> _Requirement_
Determine the number of lines in the listing below where the string "отделения" occurs; answer with the number alone.

(Stored records)

--*--

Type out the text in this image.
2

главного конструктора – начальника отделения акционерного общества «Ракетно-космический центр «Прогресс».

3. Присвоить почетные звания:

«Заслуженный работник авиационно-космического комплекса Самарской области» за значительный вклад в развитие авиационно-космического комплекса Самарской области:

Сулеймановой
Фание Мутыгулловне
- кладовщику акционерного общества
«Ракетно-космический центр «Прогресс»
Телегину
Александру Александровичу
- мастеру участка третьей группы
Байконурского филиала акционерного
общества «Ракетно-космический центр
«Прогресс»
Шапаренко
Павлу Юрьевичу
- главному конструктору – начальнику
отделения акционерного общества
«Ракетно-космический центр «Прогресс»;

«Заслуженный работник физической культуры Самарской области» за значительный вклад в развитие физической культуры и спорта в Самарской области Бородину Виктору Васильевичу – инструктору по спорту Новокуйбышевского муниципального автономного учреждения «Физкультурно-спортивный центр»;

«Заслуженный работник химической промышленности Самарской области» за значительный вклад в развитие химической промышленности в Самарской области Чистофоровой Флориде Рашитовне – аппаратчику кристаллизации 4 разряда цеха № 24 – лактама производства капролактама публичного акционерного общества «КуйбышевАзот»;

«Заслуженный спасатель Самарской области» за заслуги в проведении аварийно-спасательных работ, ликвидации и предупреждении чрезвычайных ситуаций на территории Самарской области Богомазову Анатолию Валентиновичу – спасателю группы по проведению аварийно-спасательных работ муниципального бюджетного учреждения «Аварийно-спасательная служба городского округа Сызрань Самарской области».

--*--

> _Complete output_
2